* **DESCRIPTION OF THE TASK**: Copy out all the entries word for word.

------------------------------------------------------------------------

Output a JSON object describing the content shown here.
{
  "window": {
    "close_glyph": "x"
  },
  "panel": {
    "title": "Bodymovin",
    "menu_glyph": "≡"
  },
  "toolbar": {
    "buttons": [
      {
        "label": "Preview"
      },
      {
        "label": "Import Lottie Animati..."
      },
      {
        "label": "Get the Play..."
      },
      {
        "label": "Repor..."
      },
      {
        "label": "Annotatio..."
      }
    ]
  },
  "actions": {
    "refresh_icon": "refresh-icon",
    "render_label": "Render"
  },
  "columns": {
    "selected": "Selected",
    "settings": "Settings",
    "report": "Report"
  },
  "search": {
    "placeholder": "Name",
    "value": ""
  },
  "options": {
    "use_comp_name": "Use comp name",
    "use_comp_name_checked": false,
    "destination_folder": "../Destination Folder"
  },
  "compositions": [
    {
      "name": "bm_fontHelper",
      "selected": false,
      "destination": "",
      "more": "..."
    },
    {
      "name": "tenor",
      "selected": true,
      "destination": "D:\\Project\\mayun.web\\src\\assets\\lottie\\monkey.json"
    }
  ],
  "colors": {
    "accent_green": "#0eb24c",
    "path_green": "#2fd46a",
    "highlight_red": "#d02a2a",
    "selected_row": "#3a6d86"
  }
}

------------------------------------------------------------------------

* **REPLY TO THE EXERCISE**:
Output a JSON object describing the content shown here.
{
  "window": {
    "close_glyph": "x"
  },
  "panel": {
    "title": "Bodymovin",
    "menu_glyph": "≡"
  },
  "toolbar": {
    "buttons": [
      {
        "label": "Preview"
      },
      {
        "label": "Import Lottie Animati..."
      },
      {
        "label": "Get the Play..."
      },
      {
        "label": "Repor..."
      },
      {
        "label": "Annotatio..."
      }
    ]
  },
  "actions": {
    "refresh_icon": "refresh-icon",
    "render_label": "Render"
  },
  "columns": {
    "selected": "Selected",
    "settings": "Settings",
    "report": "Report"
  },
  "search": {
    "placeholder": "Name",
    "value": ""
  },
  "options": {
    "use_comp_name": "Use comp name",
    "use_comp_name_checked": false,
    "destination_folder": "../Destination Folder"
  },
  "compositions": [
    {
      "name": "bm_fontHelper",
      "selected": false,
      "destination": "",
      "more": "..."
    },
    {
      "name": "tenor",
      "selected": true,
      "destination": "D:\\Project\\mayun.web\\src\\assets\\lottie\\monkey.json"
    }
  ],
  "colors": {
    "accent_green": "#0eb24c",
    "path_green": "#2fd46a",
    "highlight_red": "#d02a2a",
    "selected_row": "#3a6d86"
  }
}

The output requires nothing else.